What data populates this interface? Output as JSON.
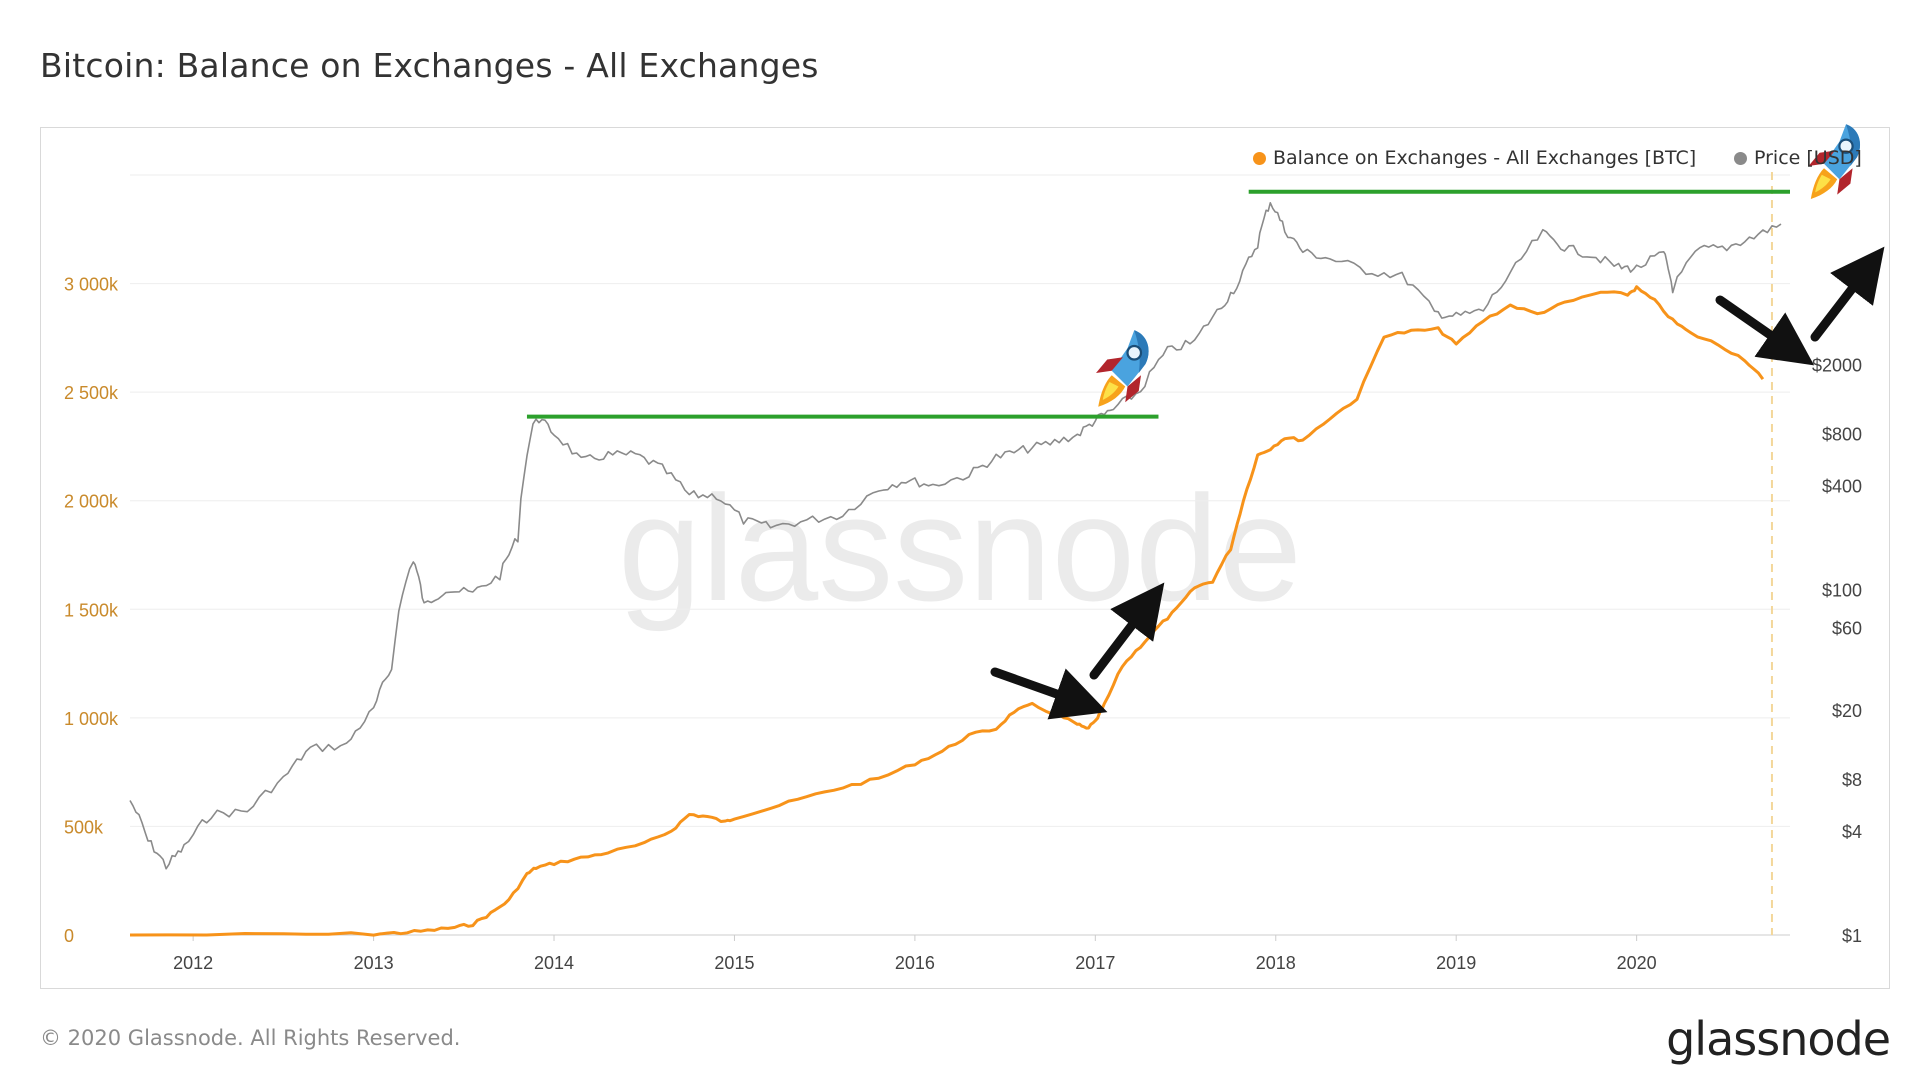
{
  "title": "Bitcoin: Balance on Exchanges - All Exchanges",
  "footer": {
    "copyright": "© 2020 Glassnode. All Rights Reserved.",
    "brand": "glassnode"
  },
  "watermark": "glassnode",
  "colors": {
    "balance": "#f7931a",
    "price": "#8a8a8a",
    "resistance": "#2ca02c",
    "arrow": "#111111",
    "grid": "#eeeeee"
  },
  "legend": {
    "balance_label": "Balance on Exchanges - All Exchanges [BTC]",
    "price_label": "Price [USD]"
  },
  "annotations": {
    "icons": [
      "rocket-icon",
      "rocket-icon"
    ],
    "arrows": [
      "down-arrow-icon",
      "up-arrow-icon",
      "down-arrow-icon",
      "up-arrow-icon"
    ],
    "resistance_lines": 2
  },
  "chart_data": {
    "type": "line",
    "x_range": [
      2011.65,
      2020.85
    ],
    "x_ticks": [
      2012,
      2013,
      2014,
      2015,
      2016,
      2017,
      2018,
      2019,
      2020
    ],
    "x_tick_labels": [
      "2012",
      "2013",
      "2014",
      "2015",
      "2016",
      "2017",
      "2018",
      "2019",
      "2020"
    ],
    "y_left": {
      "range": [
        0,
        3500
      ],
      "unit": "k BTC",
      "ticks": [
        0,
        500,
        1000,
        1500,
        2000,
        2500,
        3000
      ],
      "tick_labels": [
        "0",
        "500k",
        "1 000k",
        "1 500k",
        "2 000k",
        "2 500k",
        "3 000k"
      ]
    },
    "y_right": {
      "scale": "log",
      "ticks": [
        1,
        4,
        8,
        20,
        60,
        100,
        400,
        800,
        2000
      ],
      "tick_labels": [
        "$1",
        "$4",
        "$8",
        "$20",
        "$60",
        "$100",
        "$400",
        "$800",
        "$2000"
      ]
    },
    "series": [
      {
        "name": "Balance on Exchanges - All Exchanges [BTC]",
        "axis": "left",
        "x": [
          2011.65,
          2012.5,
          2013.0,
          2013.15,
          2013.3,
          2013.45,
          2013.55,
          2013.65,
          2013.75,
          2013.85,
          2013.9,
          2014.0,
          2014.15,
          2014.3,
          2014.5,
          2014.65,
          2014.75,
          2014.85,
          2014.95,
          2015.0,
          2015.2,
          2015.4,
          2015.6,
          2015.8,
          2016.0,
          2016.15,
          2016.3,
          2016.45,
          2016.55,
          2016.65,
          2016.8,
          2016.9,
          2016.95,
          2017.0,
          2017.05,
          2017.15,
          2017.25,
          2017.35,
          2017.45,
          2017.55,
          2017.65,
          2017.75,
          2017.82,
          2017.9,
          2017.97,
          2018.05,
          2018.15,
          2018.3,
          2018.45,
          2018.6,
          2018.75,
          2018.9,
          2019.0,
          2019.15,
          2019.3,
          2019.45,
          2019.6,
          2019.8,
          2019.95,
          2020.0,
          2020.1,
          2020.2,
          2020.3,
          2020.45,
          2020.6,
          2020.7
        ],
        "y": [
          0,
          2,
          5,
          10,
          20,
          35,
          50,
          100,
          160,
          280,
          310,
          330,
          355,
          380,
          420,
          480,
          555,
          545,
          520,
          540,
          585,
          635,
          680,
          720,
          790,
          845,
          920,
          950,
          1030,
          1060,
          1010,
          970,
          950,
          980,
          1060,
          1240,
          1330,
          1420,
          1500,
          1600,
          1630,
          1780,
          2000,
          2210,
          2240,
          2290,
          2280,
          2380,
          2470,
          2760,
          2780,
          2790,
          2720,
          2830,
          2900,
          2860,
          2910,
          2960,
          2950,
          2980,
          2920,
          2830,
          2770,
          2720,
          2650,
          2560
        ]
      },
      {
        "name": "Price [USD]",
        "axis": "right",
        "x": [
          2011.65,
          2011.75,
          2011.85,
          2011.95,
          2012.1,
          2012.3,
          2012.5,
          2012.65,
          2012.85,
          2013.0,
          2013.1,
          2013.22,
          2013.28,
          2013.4,
          2013.55,
          2013.7,
          2013.8,
          2013.9,
          2014.0,
          2014.15,
          2014.3,
          2014.45,
          2014.6,
          2014.75,
          2014.9,
          2015.05,
          2015.2,
          2015.4,
          2015.6,
          2015.8,
          2015.95,
          2016.1,
          2016.3,
          2016.45,
          2016.6,
          2016.75,
          2016.9,
          2017.0,
          2017.1,
          2017.25,
          2017.4,
          2017.55,
          2017.7,
          2017.8,
          2017.9,
          2017.97,
          2018.05,
          2018.15,
          2018.3,
          2018.5,
          2018.7,
          2018.88,
          2019.0,
          2019.15,
          2019.3,
          2019.48,
          2019.6,
          2019.75,
          2019.9,
          2020.0,
          2020.15,
          2020.2,
          2020.35,
          2020.5,
          2020.65,
          2020.8
        ],
        "y": [
          6,
          3.5,
          2.5,
          3.2,
          5,
          5.2,
          8,
          12,
          12.5,
          20,
          35,
          150,
          80,
          100,
          95,
          120,
          200,
          1000,
          800,
          550,
          600,
          600,
          500,
          350,
          350,
          250,
          230,
          250,
          270,
          380,
          430,
          400,
          460,
          580,
          640,
          700,
          780,
          950,
          1100,
          1400,
          2400,
          2700,
          4300,
          6000,
          10000,
          17500,
          12000,
          9000,
          8200,
          7000,
          6500,
          4000,
          3800,
          4100,
          6500,
          11500,
          9500,
          8600,
          7300,
          7200,
          8800,
          5500,
          9300,
          9500,
          11000,
          13000
        ]
      }
    ],
    "resistance_levels": [
      {
        "x_start": 2013.85,
        "x_end": 2017.35,
        "price": 1000
      },
      {
        "x_start": 2017.85,
        "x_end": 2020.85,
        "price": 20000
      }
    ],
    "marker_date": 2020.75
  }
}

^^^^^^^^^^^^^^^^

WRITTEN REQUEST =>
Go through the entries above and print each one exactly, minus the pictures.

ANSWER TO THE TASK =>
What data populates this interface? Output as JSON.
{
  "title": "Bitcoin: Balance on Exchanges - All Exchanges",
  "footer": {
    "copyright": "© 2020 Glassnode. All Rights Reserved.",
    "brand": "glassnode"
  },
  "watermark": "glassnode",
  "colors": {
    "balance": "#f7931a",
    "price": "#8a8a8a",
    "resistance": "#2ca02c",
    "arrow": "#111111",
    "grid": "#eeeeee"
  },
  "legend": {
    "balance_label": "Balance on Exchanges - All Exchanges [BTC]",
    "price_label": "Price [USD]"
  },
  "annotations": {
    "icons": [
      "rocket-icon",
      "rocket-icon"
    ],
    "arrows": [
      "down-arrow-icon",
      "up-arrow-icon",
      "down-arrow-icon",
      "up-arrow-icon"
    ],
    "resistance_lines": 2
  },
  "chart_data": {
    "type": "line",
    "x_range": [
      2011.65,
      2020.85
    ],
    "x_ticks": [
      2012,
      2013,
      2014,
      2015,
      2016,
      2017,
      2018,
      2019,
      2020
    ],
    "x_tick_labels": [
      "2012",
      "2013",
      "2014",
      "2015",
      "2016",
      "2017",
      "2018",
      "2019",
      "2020"
    ],
    "y_left": {
      "range": [
        0,
        3500
      ],
      "unit": "k BTC",
      "ticks": [
        0,
        500,
        1000,
        1500,
        2000,
        2500,
        3000
      ],
      "tick_labels": [
        "0",
        "500k",
        "1 000k",
        "1 500k",
        "2 000k",
        "2 500k",
        "3 000k"
      ]
    },
    "y_right": {
      "scale": "log",
      "ticks": [
        1,
        4,
        8,
        20,
        60,
        100,
        400,
        800,
        2000
      ],
      "tick_labels": [
        "$1",
        "$4",
        "$8",
        "$20",
        "$60",
        "$100",
        "$400",
        "$800",
        "$2000"
      ]
    },
    "series": [
      {
        "name": "Balance on Exchanges - All Exchanges [BTC]",
        "axis": "left",
        "x": [
          2011.65,
          2012.5,
          2013.0,
          2013.15,
          2013.3,
          2013.45,
          2013.55,
          2013.65,
          2013.75,
          2013.85,
          2013.9,
          2014.0,
          2014.15,
          2014.3,
          2014.5,
          2014.65,
          2014.75,
          2014.85,
          2014.95,
          2015.0,
          2015.2,
          2015.4,
          2015.6,
          2015.8,
          2016.0,
          2016.15,
          2016.3,
          2016.45,
          2016.55,
          2016.65,
          2016.8,
          2016.9,
          2016.95,
          2017.0,
          2017.05,
          2017.15,
          2017.25,
          2017.35,
          2017.45,
          2017.55,
          2017.65,
          2017.75,
          2017.82,
          2017.9,
          2017.97,
          2018.05,
          2018.15,
          2018.3,
          2018.45,
          2018.6,
          2018.75,
          2018.9,
          2019.0,
          2019.15,
          2019.3,
          2019.45,
          2019.6,
          2019.8,
          2019.95,
          2020.0,
          2020.1,
          2020.2,
          2020.3,
          2020.45,
          2020.6,
          2020.7
        ],
        "y": [
          0,
          2,
          5,
          10,
          20,
          35,
          50,
          100,
          160,
          280,
          310,
          330,
          355,
          380,
          420,
          480,
          555,
          545,
          520,
          540,
          585,
          635,
          680,
          720,
          790,
          845,
          920,
          950,
          1030,
          1060,
          1010,
          970,
          950,
          980,
          1060,
          1240,
          1330,
          1420,
          1500,
          1600,
          1630,
          1780,
          2000,
          2210,
          2240,
          2290,
          2280,
          2380,
          2470,
          2760,
          2780,
          2790,
          2720,
          2830,
          2900,
          2860,
          2910,
          2960,
          2950,
          2980,
          2920,
          2830,
          2770,
          2720,
          2650,
          2560
        ]
      },
      {
        "name": "Price [USD]",
        "axis": "right",
        "x": [
          2011.65,
          2011.75,
          2011.85,
          2011.95,
          2012.1,
          2012.3,
          2012.5,
          2012.65,
          2012.85,
          2013.0,
          2013.1,
          2013.22,
          2013.28,
          2013.4,
          2013.55,
          2013.7,
          2013.8,
          2013.9,
          2014.0,
          2014.15,
          2014.3,
          2014.45,
          2014.6,
          2014.75,
          2014.9,
          2015.05,
          2015.2,
          2015.4,
          2015.6,
          2015.8,
          2015.95,
          2016.1,
          2016.3,
          2016.45,
          2016.6,
          2016.75,
          2016.9,
          2017.0,
          2017.1,
          2017.25,
          2017.4,
          2017.55,
          2017.7,
          2017.8,
          2017.9,
          2017.97,
          2018.05,
          2018.15,
          2018.3,
          2018.5,
          2018.7,
          2018.88,
          2019.0,
          2019.15,
          2019.3,
          2019.48,
          2019.6,
          2019.75,
          2019.9,
          2020.0,
          2020.15,
          2020.2,
          2020.35,
          2020.5,
          2020.65,
          2020.8
        ],
        "y": [
          6,
          3.5,
          2.5,
          3.2,
          5,
          5.2,
          8,
          12,
          12.5,
          20,
          35,
          150,
          80,
          100,
          95,
          120,
          200,
          1000,
          800,
          550,
          600,
          600,
          500,
          350,
          350,
          250,
          230,
          250,
          270,
          380,
          430,
          400,
          460,
          580,
          640,
          700,
          780,
          950,
          1100,
          1400,
          2400,
          2700,
          4300,
          6000,
          10000,
          17500,
          12000,
          9000,
          8200,
          7000,
          6500,
          4000,
          3800,
          4100,
          6500,
          11500,
          9500,
          8600,
          7300,
          7200,
          8800,
          5500,
          9300,
          9500,
          11000,
          13000
        ]
      }
    ],
    "resistance_levels": [
      {
        "x_start": 2013.85,
        "x_end": 2017.35,
        "price": 1000
      },
      {
        "x_start": 2017.85,
        "x_end": 2020.85,
        "price": 20000
      }
    ],
    "marker_date": 2020.75
  }
}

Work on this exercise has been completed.